## REQUIRED TASK
The records that follow are to be transcribed in full, without their images.

## INFORMATION GIVEN
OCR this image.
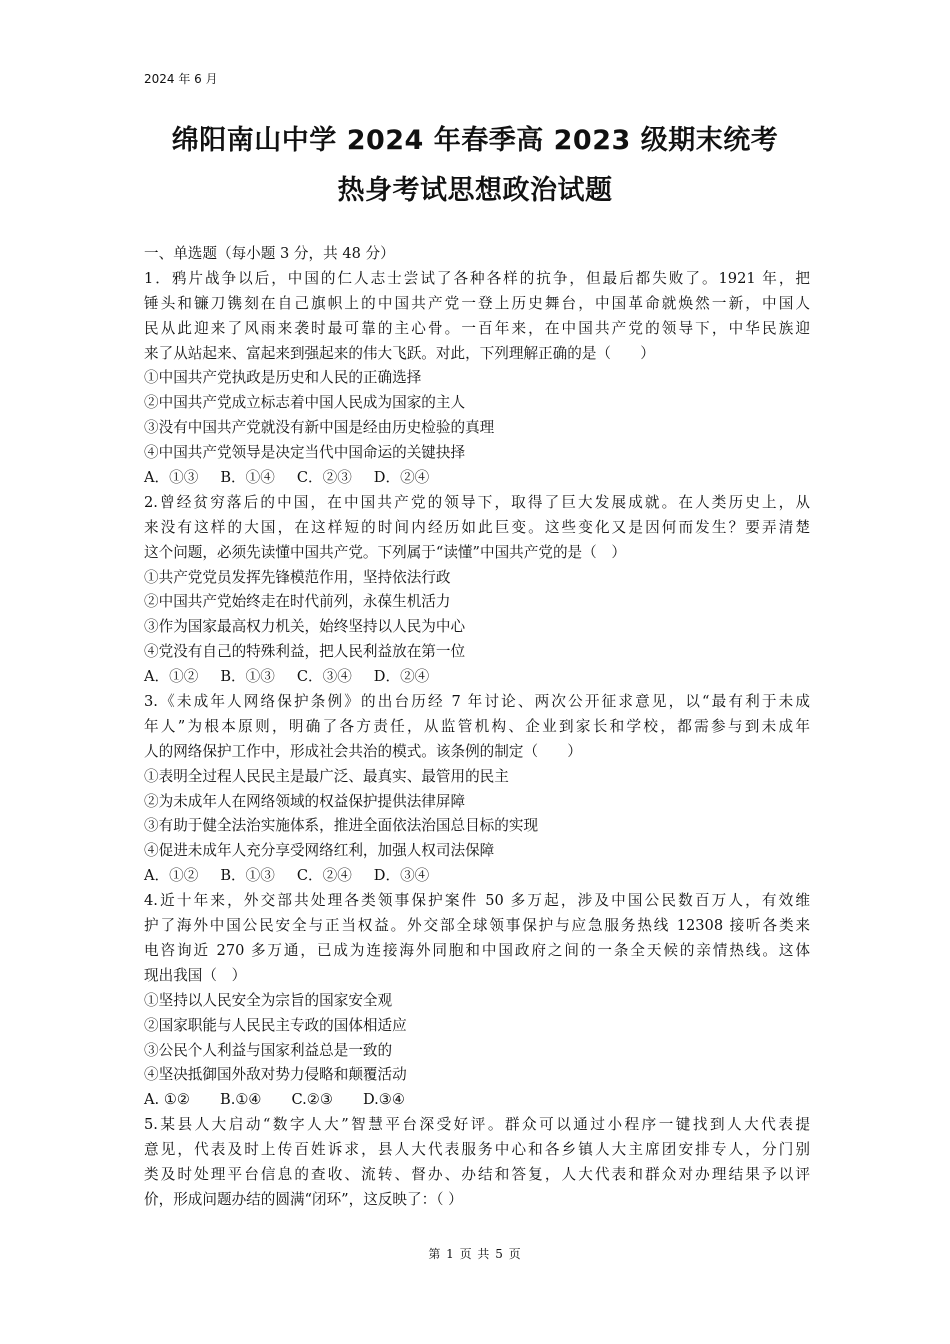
2024 年 6 月
绵阳南山中学 2024 年春季高 2023 级期末统考
热身考试思想政治试题
一、单选题（每小题 3 分，共 48 分）
1．鸦片战争以后，中国的仁人志士尝试了各种各样的抗争，但最后都失败了。1921 年，把
锤头和镰刀镌刻在自己旗帜上的中国共产党一登上历史舞台，中国革命就焕然一新，中国人
民从此迎来了风雨来袭时最可靠的主心骨。一百年来，在中国共产党的领导下，中华民族迎
来了从站起来、富起来到强起来的伟大飞跃。对此，下列理解正确的是（　　）
①中国共产党执政是历史和人民的正确选择
②中国共产党成立标志着中国人民成为国家的主人
③没有中国共产党就没有新中国是经由历史检验的真理
④中国共产党领导是决定当代中国命运的关键抉择
A．①③ B．①④ C．②③ D．②④
2.曾经贫穷落后的中国，在中国共产党的领导下，取得了巨大发展成就。在人类历史上，从
来没有这样的大国，在这样短的时间内经历如此巨变。这些变化又是因何而发生？要弄清楚
这个问题，必须先读懂中国共产党。下列属于“读懂”中国共产党的是（　）
①共产党党员发挥先锋模范作用，坚持依法行政
②中国共产党始终走在时代前列，永葆生机活力
③作为国家最高权力机关，始终坚持以人民为中心
④党没有自己的特殊利益，把人民利益放在第一位
A．①② B．①③ C．③④ D．②④
3.《未成年人网络保护条例》的出台历经 7 年讨论、两次公开征求意见，以“最有利于未成
年人”为根本原则，明确了各方责任，从监管机构、企业到家长和学校，都需参与到未成年
人的网络保护工作中，形成社会共治的模式。该条例的制定（　　）
①表明全过程人民民主是最广泛、最真实、最管用的民主
②为未成年人在网络领域的权益保护提供法律屏障
③有助于健全法治实施体系，推进全面依法治国总目标的实现
④促进未成年人充分享受网络红利，加强人权司法保障
A．①② B．①③ C．②④ D．③④
4.近十年来，外交部共处理各类领事保护案件 50 多万起，涉及中国公民数百万人，有效维
护了海外中国公民安全与正当权益。外交部全球领事保护与应急服务热线 12308 接听各类来
电咨询近 270 多万通，已成为连接海外同胞和中国政府之间的一条全天候的亲情热线。这体
现出我国（　）
①坚持以人民安全为宗旨的国家安全观
②国家职能与人民民主专政的国体相适应
③公民个人利益与国家利益总是一致的
④坚决抵御国外敌对势力侵略和颠覆活动
A. ①② B.①④ C.②③ D.③④
5.某县人大启动“数字人大”智慧平台深受好评。群众可以通过小程序一键找到人大代表提
意见，代表及时上传百姓诉求，县人大代表服务中心和各乡镇人大主席团安排专人，分门别
类及时处理平台信息的查收、流转、督办、办结和答复，人大代表和群众对办理结果予以评
价，形成问题办结的圆满“闭环”，这反映了：（ ）
第 1 页 共 5 页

## SOLUTION FOR THIS TASK
OCR this image.
2024 年 6 月
绵阳南山中学 2024 年春季高 2023 级期末统考
热身考试思想政治试题
一、单选题（每小题 3 分，共 48 分）
1．鸦片战争以后，中国的仁人志士尝试了各种各样的抗争，但最后都失败了。1921 年，把
锤头和镰刀镌刻在自己旗帜上的中国共产党一登上历史舞台，中国革命就焕然一新，中国人
民从此迎来了风雨来袭时最可靠的主心骨。一百年来，在中国共产党的领导下，中华民族迎
来了从站起来、富起来到强起来的伟大飞跃。对此，下列理解正确的是（　　）
①中国共产党执政是历史和人民的正确选择
②中国共产党成立标志着中国人民成为国家的主人
③没有中国共产党就没有新中国是经由历史检验的真理
④中国共产党领导是决定当代中国命运的关键抉择
A．①③ B．①④ C．②③ D．②④
2.曾经贫穷落后的中国，在中国共产党的领导下，取得了巨大发展成就。在人类历史上，从
来没有这样的大国，在这样短的时间内经历如此巨变。这些变化又是因何而发生？要弄清楚
这个问题，必须先读懂中国共产党。下列属于“读懂”中国共产党的是（　）
①共产党党员发挥先锋模范作用，坚持依法行政
②中国共产党始终走在时代前列，永葆生机活力
③作为国家最高权力机关，始终坚持以人民为中心
④党没有自己的特殊利益，把人民利益放在第一位
A．①② B．①③ C．③④ D．②④
3.《未成年人网络保护条例》的出台历经 7 年讨论、两次公开征求意见，以“最有利于未成
年人”为根本原则，明确了各方责任，从监管机构、企业到家长和学校，都需参与到未成年
人的网络保护工作中，形成社会共治的模式。该条例的制定（　　）
①表明全过程人民民主是最广泛、最真实、最管用的民主
②为未成年人在网络领域的权益保护提供法律屏障
③有助于健全法治实施体系，推进全面依法治国总目标的实现
④促进未成年人充分享受网络红利，加强人权司法保障
A．①② B．①③ C．②④ D．③④
4.近十年来，外交部共处理各类领事保护案件 50 多万起，涉及中国公民数百万人，有效维
护了海外中国公民安全与正当权益。外交部全球领事保护与应急服务热线 12308 接听各类来
电咨询近 270 多万通，已成为连接海外同胞和中国政府之间的一条全天候的亲情热线。这体
现出我国（　）
①坚持以人民安全为宗旨的国家安全观
②国家职能与人民民主专政的国体相适应
③公民个人利益与国家利益总是一致的
④坚决抵御国外敌对势力侵略和颠覆活动
A. ①② B.①④ C.②③ D.③④
5.某县人大启动“数字人大”智慧平台深受好评。群众可以通过小程序一键找到人大代表提
意见，代表及时上传百姓诉求，县人大代表服务中心和各乡镇人大主席团安排专人，分门别
类及时处理平台信息的查收、流转、督办、办结和答复，人大代表和群众对办理结果予以评
价，形成问题办结的圆满“闭环”，这反映了：（ ）
第 1 页 共 5 页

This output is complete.